### EXTRACTED RECORDS
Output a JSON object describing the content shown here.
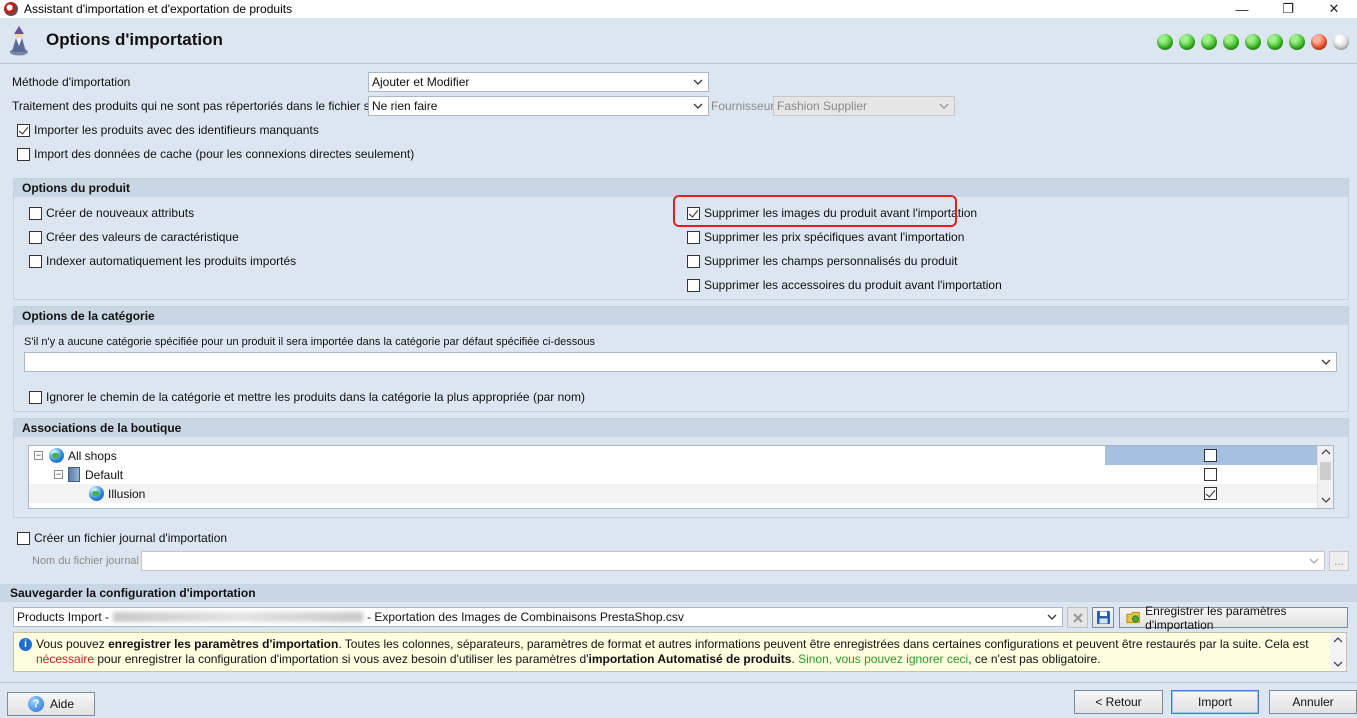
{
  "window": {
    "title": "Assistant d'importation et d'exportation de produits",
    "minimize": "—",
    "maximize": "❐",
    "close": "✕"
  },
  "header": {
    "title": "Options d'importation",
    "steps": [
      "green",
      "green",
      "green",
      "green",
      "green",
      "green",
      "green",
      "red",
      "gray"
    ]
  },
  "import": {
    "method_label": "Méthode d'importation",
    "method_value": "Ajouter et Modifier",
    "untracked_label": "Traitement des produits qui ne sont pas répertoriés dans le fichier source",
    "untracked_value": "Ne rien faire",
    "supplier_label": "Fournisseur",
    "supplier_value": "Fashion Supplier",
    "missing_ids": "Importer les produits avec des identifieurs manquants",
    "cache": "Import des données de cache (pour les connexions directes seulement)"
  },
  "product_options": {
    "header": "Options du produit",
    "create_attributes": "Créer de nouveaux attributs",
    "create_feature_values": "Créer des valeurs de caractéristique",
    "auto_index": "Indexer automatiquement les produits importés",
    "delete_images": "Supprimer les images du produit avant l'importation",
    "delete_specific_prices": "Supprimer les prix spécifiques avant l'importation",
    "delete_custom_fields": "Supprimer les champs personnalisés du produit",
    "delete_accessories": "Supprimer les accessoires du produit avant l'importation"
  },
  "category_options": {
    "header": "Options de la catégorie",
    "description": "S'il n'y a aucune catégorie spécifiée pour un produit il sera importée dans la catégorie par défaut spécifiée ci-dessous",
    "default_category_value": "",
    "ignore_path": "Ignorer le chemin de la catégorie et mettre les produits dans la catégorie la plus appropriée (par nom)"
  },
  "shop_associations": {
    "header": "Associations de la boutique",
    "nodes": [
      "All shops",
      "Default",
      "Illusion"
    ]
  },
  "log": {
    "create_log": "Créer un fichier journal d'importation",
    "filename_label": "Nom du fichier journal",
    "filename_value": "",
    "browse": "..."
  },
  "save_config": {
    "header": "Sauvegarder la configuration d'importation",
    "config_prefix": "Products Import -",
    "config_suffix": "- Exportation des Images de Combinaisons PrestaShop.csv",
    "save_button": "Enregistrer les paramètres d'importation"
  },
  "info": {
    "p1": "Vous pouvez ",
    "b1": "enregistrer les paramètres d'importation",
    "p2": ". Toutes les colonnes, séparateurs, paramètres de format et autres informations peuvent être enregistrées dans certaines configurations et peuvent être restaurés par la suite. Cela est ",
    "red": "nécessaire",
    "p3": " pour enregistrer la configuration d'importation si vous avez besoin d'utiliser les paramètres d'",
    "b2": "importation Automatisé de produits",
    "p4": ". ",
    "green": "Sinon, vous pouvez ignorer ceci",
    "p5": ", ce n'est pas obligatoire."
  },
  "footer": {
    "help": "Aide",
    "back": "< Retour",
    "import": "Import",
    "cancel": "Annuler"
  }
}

### PROBLEM TO WORK ON
Extract all lines from the material above that include the word "pour".

### RESPONSE
    "cache": "Import des données de cache (pour les connexions directes seulement)"
    "description": "S'il n'y a aucune catégorie spécifiée pour un produit il sera importée dans la catégorie par défaut spécifiée ci-dessous",
    "p3": " pour enregistrer la configuration d'importation si vous avez besoin d'utiliser les paramètres d'",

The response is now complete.